Type the records out again in full, exactly.

- _AVAILABLE DATA_:
◆ ◆ ◆ ◆ ◆

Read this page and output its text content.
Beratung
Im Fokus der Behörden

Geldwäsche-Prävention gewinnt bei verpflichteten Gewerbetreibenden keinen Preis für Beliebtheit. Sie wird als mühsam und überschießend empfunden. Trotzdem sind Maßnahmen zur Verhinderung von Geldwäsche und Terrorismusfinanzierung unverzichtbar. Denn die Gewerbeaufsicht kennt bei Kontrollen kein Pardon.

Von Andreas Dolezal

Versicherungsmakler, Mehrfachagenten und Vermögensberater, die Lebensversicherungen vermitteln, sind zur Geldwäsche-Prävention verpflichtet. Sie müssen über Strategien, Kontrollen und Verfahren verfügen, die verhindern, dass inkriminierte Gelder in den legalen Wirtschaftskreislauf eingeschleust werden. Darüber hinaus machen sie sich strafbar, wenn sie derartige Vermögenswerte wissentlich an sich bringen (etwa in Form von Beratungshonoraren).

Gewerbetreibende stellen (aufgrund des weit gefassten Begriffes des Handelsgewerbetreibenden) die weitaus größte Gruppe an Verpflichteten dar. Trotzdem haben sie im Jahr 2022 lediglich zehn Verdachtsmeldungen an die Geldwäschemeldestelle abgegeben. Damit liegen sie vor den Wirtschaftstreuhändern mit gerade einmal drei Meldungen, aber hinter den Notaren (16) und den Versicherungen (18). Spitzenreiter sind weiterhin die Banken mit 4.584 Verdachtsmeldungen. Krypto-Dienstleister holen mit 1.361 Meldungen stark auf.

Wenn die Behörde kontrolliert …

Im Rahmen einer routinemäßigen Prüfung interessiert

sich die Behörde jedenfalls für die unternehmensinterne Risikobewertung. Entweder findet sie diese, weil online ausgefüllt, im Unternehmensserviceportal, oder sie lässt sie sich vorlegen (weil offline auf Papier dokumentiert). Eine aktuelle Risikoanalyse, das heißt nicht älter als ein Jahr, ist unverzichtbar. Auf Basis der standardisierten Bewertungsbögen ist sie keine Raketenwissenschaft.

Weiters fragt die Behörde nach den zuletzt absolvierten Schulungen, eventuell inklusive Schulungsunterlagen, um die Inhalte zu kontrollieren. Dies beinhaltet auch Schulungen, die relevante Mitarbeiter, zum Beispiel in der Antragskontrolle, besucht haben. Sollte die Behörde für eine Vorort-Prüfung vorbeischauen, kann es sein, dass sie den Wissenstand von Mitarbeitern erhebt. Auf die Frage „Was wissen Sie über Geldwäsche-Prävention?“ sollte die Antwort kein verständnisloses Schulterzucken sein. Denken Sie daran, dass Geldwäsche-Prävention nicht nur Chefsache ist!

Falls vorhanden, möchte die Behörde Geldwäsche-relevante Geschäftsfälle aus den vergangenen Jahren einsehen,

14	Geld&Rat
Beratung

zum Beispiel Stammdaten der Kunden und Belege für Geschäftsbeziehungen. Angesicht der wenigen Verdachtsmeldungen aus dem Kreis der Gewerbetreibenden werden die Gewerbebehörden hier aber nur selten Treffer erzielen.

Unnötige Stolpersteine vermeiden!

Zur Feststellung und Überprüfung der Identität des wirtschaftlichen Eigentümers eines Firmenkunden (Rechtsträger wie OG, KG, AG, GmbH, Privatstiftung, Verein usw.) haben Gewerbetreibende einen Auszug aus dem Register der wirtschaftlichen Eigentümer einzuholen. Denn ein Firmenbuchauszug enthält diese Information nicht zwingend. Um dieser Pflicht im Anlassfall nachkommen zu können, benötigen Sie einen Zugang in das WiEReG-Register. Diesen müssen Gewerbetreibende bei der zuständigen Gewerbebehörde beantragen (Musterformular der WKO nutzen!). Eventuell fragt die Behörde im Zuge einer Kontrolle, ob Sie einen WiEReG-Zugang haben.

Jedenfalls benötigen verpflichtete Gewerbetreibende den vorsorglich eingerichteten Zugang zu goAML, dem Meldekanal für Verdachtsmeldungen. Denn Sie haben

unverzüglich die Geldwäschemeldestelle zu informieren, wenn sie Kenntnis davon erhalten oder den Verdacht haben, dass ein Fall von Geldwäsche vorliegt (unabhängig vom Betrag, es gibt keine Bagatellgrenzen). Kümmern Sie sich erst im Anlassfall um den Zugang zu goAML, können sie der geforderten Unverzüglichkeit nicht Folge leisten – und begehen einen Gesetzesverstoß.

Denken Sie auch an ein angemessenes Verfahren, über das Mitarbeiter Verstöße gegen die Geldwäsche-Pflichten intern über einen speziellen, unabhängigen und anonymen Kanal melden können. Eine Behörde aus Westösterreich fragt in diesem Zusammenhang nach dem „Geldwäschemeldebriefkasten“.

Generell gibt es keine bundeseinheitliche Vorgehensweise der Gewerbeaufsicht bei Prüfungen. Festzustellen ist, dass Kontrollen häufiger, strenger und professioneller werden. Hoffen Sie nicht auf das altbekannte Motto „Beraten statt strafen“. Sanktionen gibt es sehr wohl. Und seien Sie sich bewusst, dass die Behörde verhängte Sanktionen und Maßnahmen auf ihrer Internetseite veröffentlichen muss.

◆ ◆ ◆ ◆ ◆

- _TASK SOLUTION_:
Read this page and output its text content.
Beratung
Im Fokus der Behörden

Geldwäsche-Prävention gewinnt bei verpflichteten Gewerbetreibenden keinen Preis für Beliebtheit. Sie wird als mühsam und überschießend empfunden. Trotzdem sind Maßnahmen zur Verhinderung von Geldwäsche und Terrorismusfinanzierung unverzichtbar. Denn die Gewerbeaufsicht kennt bei Kontrollen kein Pardon.

Von Andreas Dolezal

Versicherungsmakler, Mehrfachagenten und Vermögensberater, die Lebensversicherungen vermitteln, sind zur Geldwäsche-Prävention verpflichtet. Sie müssen über Strategien, Kontrollen und Verfahren verfügen, die verhindern, dass inkriminierte Gelder in den legalen Wirtschaftskreislauf eingeschleust werden. Darüber hinaus machen sie sich strafbar, wenn sie derartige Vermögenswerte wissentlich an sich bringen (etwa in Form von Beratungshonoraren).

Gewerbetreibende stellen (aufgrund des weit gefassten Begriffes des Handelsgewerbetreibenden) die weitaus größte Gruppe an Verpflichteten dar. Trotzdem haben sie im Jahr 2022 lediglich zehn Verdachtsmeldungen an die Geldwäschemeldestelle abgegeben. Damit liegen sie vor den Wirtschaftstreuhändern mit gerade einmal drei Meldungen, aber hinter den Notaren (16) und den Versicherungen (18). Spitzenreiter sind weiterhin die Banken mit 4.584 Verdachtsmeldungen. Krypto-Dienstleister holen mit 1.361 Meldungen stark auf.

Wenn die Behörde kontrolliert …

Im Rahmen einer routinemäßigen Prüfung interessiert

sich die Behörde jedenfalls für die unternehmensinterne Risikobewertung. Entweder findet sie diese, weil online ausgefüllt, im Unternehmensserviceportal, oder sie lässt sie sich vorlegen (weil offline auf Papier dokumentiert). Eine aktuelle Risikoanalyse, das heißt nicht älter als ein Jahr, ist unverzichtbar. Auf Basis der standardisierten Bewertungsbögen ist sie keine Raketenwissenschaft.

Weiters fragt die Behörde nach den zuletzt absolvierten Schulungen, eventuell inklusive Schulungsunterlagen, um die Inhalte zu kontrollieren. Dies beinhaltet auch Schulungen, die relevante Mitarbeiter, zum Beispiel in der Antragskontrolle, besucht haben. Sollte die Behörde für eine Vorort-Prüfung vorbeischauen, kann es sein, dass sie den Wissenstand von Mitarbeitern erhebt. Auf die Frage „Was wissen Sie über Geldwäsche-Prävention?“ sollte die Antwort kein verständnisloses Schulterzucken sein. Denken Sie daran, dass Geldwäsche-Prävention nicht nur Chefsache ist!

Falls vorhanden, möchte die Behörde Geldwäsche-relevante Geschäftsfälle aus den vergangenen Jahren einsehen,

14	Geld&Rat
Beratung

zum Beispiel Stammdaten der Kunden und Belege für Geschäftsbeziehungen. Angesicht der wenigen Verdachtsmeldungen aus dem Kreis der Gewerbetreibenden werden die Gewerbebehörden hier aber nur selten Treffer erzielen.

Unnötige Stolpersteine vermeiden!

Zur Feststellung und Überprüfung der Identität des wirtschaftlichen Eigentümers eines Firmenkunden (Rechtsträger wie OG, KG, AG, GmbH, Privatstiftung, Verein usw.) haben Gewerbetreibende einen Auszug aus dem Register der wirtschaftlichen Eigentümer einzuholen. Denn ein Firmenbuchauszug enthält diese Information nicht zwingend. Um dieser Pflicht im Anlassfall nachkommen zu können, benötigen Sie einen Zugang in das WiEReG-Register. Diesen müssen Gewerbetreibende bei der zuständigen Gewerbebehörde beantragen (Musterformular der WKO nutzen!). Eventuell fragt die Behörde im Zuge einer Kontrolle, ob Sie einen WiEReG-Zugang haben.

Jedenfalls benötigen verpflichtete Gewerbetreibende den vorsorglich eingerichteten Zugang zu goAML, dem Meldekanal für Verdachtsmeldungen. Denn Sie haben

unverzüglich die Geldwäschemeldestelle zu informieren, wenn sie Kenntnis davon erhalten oder den Verdacht haben, dass ein Fall von Geldwäsche vorliegt (unabhängig vom Betrag, es gibt keine Bagatellgrenzen). Kümmern Sie sich erst im Anlassfall um den Zugang zu goAML, können sie der geforderten Unverzüglichkeit nicht Folge leisten – und begehen einen Gesetzesverstoß.

Denken Sie auch an ein angemessenes Verfahren, über das Mitarbeiter Verstöße gegen die Geldwäsche-Pflichten intern über einen speziellen, unabhängigen und anonymen Kanal melden können. Eine Behörde aus Westösterreich fragt in diesem Zusammenhang nach dem „Geldwäschemeldebriefkasten“.

Generell gibt es keine bundeseinheitliche Vorgehensweise der Gewerbeaufsicht bei Prüfungen. Festzustellen ist, dass Kontrollen häufiger, strenger und professioneller werden. Hoffen Sie nicht auf das altbekannte Motto „Beraten statt strafen“. Sanktionen gibt es sehr wohl. Und seien Sie sich bewusst, dass die Behörde verhängte Sanktionen und Maßnahmen auf ihrer Internetseite veröffentlichen muss.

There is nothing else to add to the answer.